» GIVEN TASK: Do not include the pictures; repeat the rest of the data exactly.

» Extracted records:
◇ ◇ ◇ ◇ ◇ ◇ ◇

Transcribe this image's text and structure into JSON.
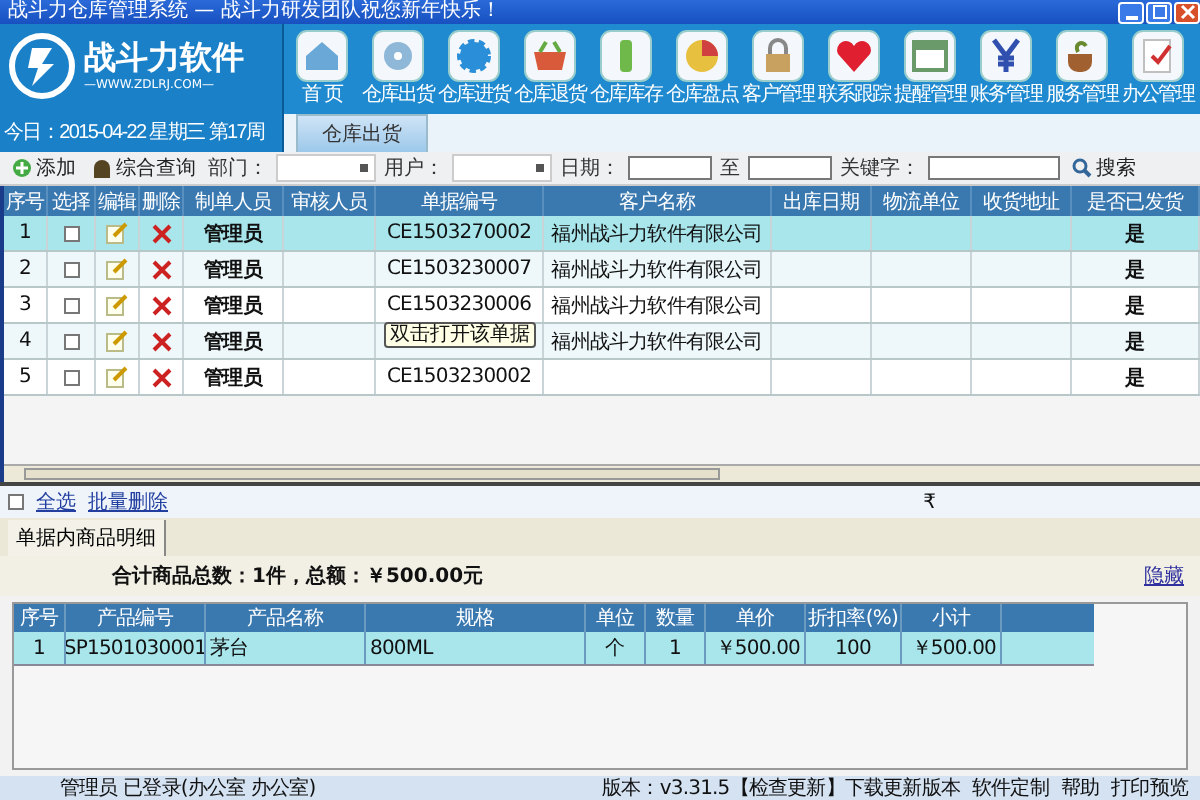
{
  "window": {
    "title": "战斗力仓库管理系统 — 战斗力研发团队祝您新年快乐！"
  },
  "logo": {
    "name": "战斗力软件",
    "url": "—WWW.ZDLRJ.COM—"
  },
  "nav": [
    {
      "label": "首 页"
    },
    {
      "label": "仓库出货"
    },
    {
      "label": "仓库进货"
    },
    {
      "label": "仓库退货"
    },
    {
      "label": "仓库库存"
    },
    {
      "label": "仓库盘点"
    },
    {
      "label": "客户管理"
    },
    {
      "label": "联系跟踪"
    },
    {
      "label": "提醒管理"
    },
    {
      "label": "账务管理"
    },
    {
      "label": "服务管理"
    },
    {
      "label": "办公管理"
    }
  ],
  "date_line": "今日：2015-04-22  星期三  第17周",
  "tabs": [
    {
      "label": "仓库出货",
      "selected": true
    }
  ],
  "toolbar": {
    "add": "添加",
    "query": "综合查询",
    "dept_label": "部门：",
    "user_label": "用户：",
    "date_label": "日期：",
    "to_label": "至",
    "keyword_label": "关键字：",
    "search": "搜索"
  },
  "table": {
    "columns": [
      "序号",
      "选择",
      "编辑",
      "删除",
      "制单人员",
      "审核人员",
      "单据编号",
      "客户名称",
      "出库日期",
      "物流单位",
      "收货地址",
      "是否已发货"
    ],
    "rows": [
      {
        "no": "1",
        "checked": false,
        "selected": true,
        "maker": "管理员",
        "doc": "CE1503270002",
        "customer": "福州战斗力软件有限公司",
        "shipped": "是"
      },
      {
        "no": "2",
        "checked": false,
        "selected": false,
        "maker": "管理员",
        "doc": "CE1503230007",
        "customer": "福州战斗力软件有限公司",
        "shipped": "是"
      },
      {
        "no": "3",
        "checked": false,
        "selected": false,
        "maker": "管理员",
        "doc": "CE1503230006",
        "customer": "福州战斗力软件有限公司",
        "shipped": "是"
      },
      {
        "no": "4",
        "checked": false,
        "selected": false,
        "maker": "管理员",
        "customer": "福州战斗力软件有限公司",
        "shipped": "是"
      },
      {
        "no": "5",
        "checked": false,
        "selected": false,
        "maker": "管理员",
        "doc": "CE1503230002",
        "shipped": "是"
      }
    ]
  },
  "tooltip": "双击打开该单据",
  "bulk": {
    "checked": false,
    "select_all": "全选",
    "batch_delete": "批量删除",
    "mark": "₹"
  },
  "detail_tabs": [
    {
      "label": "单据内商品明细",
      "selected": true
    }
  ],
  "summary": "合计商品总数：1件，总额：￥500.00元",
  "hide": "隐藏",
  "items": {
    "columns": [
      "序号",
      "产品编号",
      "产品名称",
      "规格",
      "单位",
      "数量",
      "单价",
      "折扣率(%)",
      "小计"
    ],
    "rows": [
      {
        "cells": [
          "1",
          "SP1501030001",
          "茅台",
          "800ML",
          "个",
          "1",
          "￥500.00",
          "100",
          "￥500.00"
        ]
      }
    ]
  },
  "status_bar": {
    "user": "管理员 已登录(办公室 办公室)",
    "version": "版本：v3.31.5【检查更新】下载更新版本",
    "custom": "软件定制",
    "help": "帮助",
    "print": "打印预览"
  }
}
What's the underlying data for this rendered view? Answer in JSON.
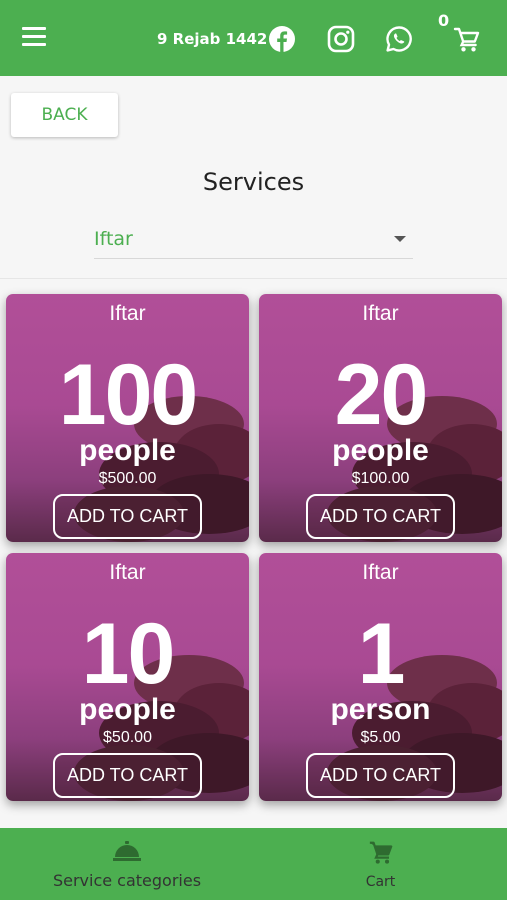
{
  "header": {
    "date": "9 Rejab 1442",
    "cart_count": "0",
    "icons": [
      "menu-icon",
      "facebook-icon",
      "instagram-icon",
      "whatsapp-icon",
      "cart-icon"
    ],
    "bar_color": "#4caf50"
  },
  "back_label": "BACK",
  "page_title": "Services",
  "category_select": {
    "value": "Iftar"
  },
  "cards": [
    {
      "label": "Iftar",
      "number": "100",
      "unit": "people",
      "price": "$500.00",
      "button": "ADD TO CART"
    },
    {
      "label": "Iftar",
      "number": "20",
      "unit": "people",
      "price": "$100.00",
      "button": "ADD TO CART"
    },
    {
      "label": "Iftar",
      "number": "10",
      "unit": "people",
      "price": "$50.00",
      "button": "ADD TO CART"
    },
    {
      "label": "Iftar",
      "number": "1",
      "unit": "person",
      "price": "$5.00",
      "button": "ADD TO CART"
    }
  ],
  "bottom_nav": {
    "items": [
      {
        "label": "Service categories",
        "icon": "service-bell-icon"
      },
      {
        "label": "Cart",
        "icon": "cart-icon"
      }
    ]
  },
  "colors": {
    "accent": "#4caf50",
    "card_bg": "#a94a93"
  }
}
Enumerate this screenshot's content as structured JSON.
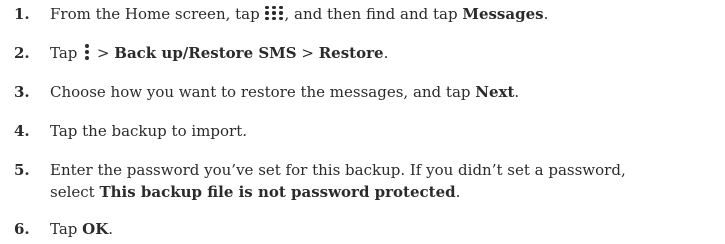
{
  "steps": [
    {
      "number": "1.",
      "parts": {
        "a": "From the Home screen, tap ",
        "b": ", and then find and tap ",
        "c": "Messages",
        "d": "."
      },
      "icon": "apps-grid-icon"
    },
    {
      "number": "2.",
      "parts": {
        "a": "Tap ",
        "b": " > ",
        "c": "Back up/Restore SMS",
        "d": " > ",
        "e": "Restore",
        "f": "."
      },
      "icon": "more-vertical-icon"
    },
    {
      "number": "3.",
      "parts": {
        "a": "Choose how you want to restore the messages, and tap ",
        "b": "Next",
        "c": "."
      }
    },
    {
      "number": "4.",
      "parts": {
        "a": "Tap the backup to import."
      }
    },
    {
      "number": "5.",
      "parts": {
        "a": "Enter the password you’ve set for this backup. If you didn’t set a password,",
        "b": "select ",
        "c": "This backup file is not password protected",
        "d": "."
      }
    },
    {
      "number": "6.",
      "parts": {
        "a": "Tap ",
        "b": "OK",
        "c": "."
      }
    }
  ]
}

◇ ◇ ◇ ◇ ◇ ◇ ◇

» SOLUTION TO THIS PROBLEM:
Transcribe this image's text and structure into JSON.
{
  "window": {
    "title": "战斗力仓库管理系统 — 战斗力研发团队祝您新年快乐！"
  },
  "logo": {
    "name": "战斗力软件",
    "url": "—WWW.ZDLRJ.COM—"
  },
  "nav": [
    {
      "label": "首 页"
    },
    {
      "label": "仓库出货"
    },
    {
      "label": "仓库进货"
    },
    {
      "label": "仓库退货"
    },
    {
      "label": "仓库库存"
    },
    {
      "label": "仓库盘点"
    },
    {
      "label": "客户管理"
    },
    {
      "label": "联系跟踪"
    },
    {
      "label": "提醒管理"
    },
    {
      "label": "账务管理"
    },
    {
      "label": "服务管理"
    },
    {
      "label": "办公管理"
    }
  ],
  "date_line": "今日：2015-04-22  星期三  第17周",
  "tabs": [
    {
      "label": "仓库出货",
      "selected": true
    }
  ],
  "toolbar": {
    "add": "添加",
    "query": "综合查询",
    "dept_label": "部门：",
    "user_label": "用户：",
    "date_label": "日期：",
    "to_label": "至",
    "keyword_label": "关键字：",
    "search": "搜索"
  },
  "table": {
    "columns": [
      "序号",
      "选择",
      "编辑",
      "删除",
      "制单人员",
      "审核人员",
      "单据编号",
      "客户名称",
      "出库日期",
      "物流单位",
      "收货地址",
      "是否已发货"
    ],
    "rows": [
      {
        "no": "1",
        "checked": false,
        "selected": true,
        "maker": "管理员",
        "doc": "CE1503270002",
        "customer": "福州战斗力软件有限公司",
        "shipped": "是"
      },
      {
        "no": "2",
        "checked": false,
        "selected": false,
        "maker": "管理员",
        "doc": "CE1503230007",
        "customer": "福州战斗力软件有限公司",
        "shipped": "是"
      },
      {
        "no": "3",
        "checked": false,
        "selected": false,
        "maker": "管理员",
        "doc": "CE1503230006",
        "customer": "福州战斗力软件有限公司",
        "shipped": "是"
      },
      {
        "no": "4",
        "checked": false,
        "selected": false,
        "maker": "管理员",
        "customer": "福州战斗力软件有限公司",
        "shipped": "是"
      },
      {
        "no": "5",
        "checked": false,
        "selected": false,
        "maker": "管理员",
        "doc": "CE1503230002",
        "shipped": "是"
      }
    ]
  },
  "tooltip": "双击打开该单据",
  "bulk": {
    "checked": false,
    "select_all": "全选",
    "batch_delete": "批量删除",
    "mark": "₹"
  },
  "detail_tabs": [
    {
      "label": "单据内商品明细",
      "selected": true
    }
  ],
  "summary": "合计商品总数：1件，总额：￥500.00元",
  "hide": "隐藏",
  "items": {
    "columns": [
      "序号",
      "产品编号",
      "产品名称",
      "规格",
      "单位",
      "数量",
      "单价",
      "折扣率(%)",
      "小计"
    ],
    "rows": [
      {
        "cells": [
          "1",
          "SP1501030001",
          "茅台",
          "800ML",
          "个",
          "1",
          "￥500.00",
          "100",
          "￥500.00"
        ]
      }
    ]
  },
  "status_bar": {
    "user": "管理员 已登录(办公室 办公室)",
    "version": "版本：v3.31.5【检查更新】下载更新版本",
    "custom": "软件定制",
    "help": "帮助",
    "print": "打印预览"
  }
}
What's the underlying data for this rendered view? Answer in JSON.
{
  "header": {
    "date": "9 Rejab 1442",
    "cart_count": "0",
    "icons": [
      "menu-icon",
      "facebook-icon",
      "instagram-icon",
      "whatsapp-icon",
      "cart-icon"
    ],
    "bar_color": "#4caf50"
  },
  "back_label": "BACK",
  "page_title": "Services",
  "category_select": {
    "value": "Iftar"
  },
  "cards": [
    {
      "label": "Iftar",
      "number": "100",
      "unit": "people",
      "price": "$500.00",
      "button": "ADD TO CART"
    },
    {
      "label": "Iftar",
      "number": "20",
      "unit": "people",
      "price": "$100.00",
      "button": "ADD TO CART"
    },
    {
      "label": "Iftar",
      "number": "10",
      "unit": "people",
      "price": "$50.00",
      "button": "ADD TO CART"
    },
    {
      "label": "Iftar",
      "number": "1",
      "unit": "person",
      "price": "$5.00",
      "button": "ADD TO CART"
    }
  ],
  "bottom_nav": {
    "items": [
      {
        "label": "Service categories",
        "icon": "service-bell-icon"
      },
      {
        "label": "Cart",
        "icon": "cart-icon"
      }
    ]
  },
  "colors": {
    "accent": "#4caf50",
    "card_bg": "#a94a93"
  }
}
Enumerate this screenshot's content as structured JSON.
{
  "steps": [
    {
      "number": "1.",
      "parts": {
        "a": "From the Home screen, tap ",
        "b": ", and then find and tap ",
        "c": "Messages",
        "d": "."
      },
      "icon": "apps-grid-icon"
    },
    {
      "number": "2.",
      "parts": {
        "a": "Tap ",
        "b": " > ",
        "c": "Back up/Restore SMS",
        "d": " > ",
        "e": "Restore",
        "f": "."
      },
      "icon": "more-vertical-icon"
    },
    {
      "number": "3.",
      "parts": {
        "a": "Choose how you want to restore the messages, and tap ",
        "b": "Next",
        "c": "."
      }
    },
    {
      "number": "4.",
      "parts": {
        "a": "Tap the backup to import."
      }
    },
    {
      "number": "5.",
      "parts": {
        "a": "Enter the password you’ve set for this backup. If you didn’t set a password,",
        "b": "select ",
        "c": "This backup file is not password protected",
        "d": "."
      }
    },
    {
      "number": "6.",
      "parts": {
        "a": "Tap ",
        "b": "OK",
        "c": "."
      }
    }
  ]
}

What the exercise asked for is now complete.